Work to complete
Make an exact copy of all the records.

Data shown
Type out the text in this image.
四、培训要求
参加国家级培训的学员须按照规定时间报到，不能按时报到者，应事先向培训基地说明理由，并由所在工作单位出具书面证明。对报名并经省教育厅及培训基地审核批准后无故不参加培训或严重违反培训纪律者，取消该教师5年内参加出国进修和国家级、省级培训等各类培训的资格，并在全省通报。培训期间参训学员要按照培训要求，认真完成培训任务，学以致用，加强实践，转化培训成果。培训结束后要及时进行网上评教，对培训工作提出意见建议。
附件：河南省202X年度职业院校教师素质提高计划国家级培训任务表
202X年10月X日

Result of the task
Type out the text in this image.
四、培训要求
参加国家级培训的学员须按照规定时间报到，不能按时报到者，应事先向培训基地说明理由，并由所在工作单位出具书面证明。对报名并经省教育厅及培训基地审核批准后无故不参加培训或严重违反培训纪律者，取消该教师5年内参加出国进修和国家级、省级培训等各类培训的资格，并在全省通报。培训期间参训学员要按照培训要求，认真完成培训任务，学以致用，加强实践，转化培训成果。培训结束后要及时进行网上评教，对培训工作提出意见建议。
附件：河南省202X年度职业院校教师素质提高计划国家级培训任务表
202X年10月X日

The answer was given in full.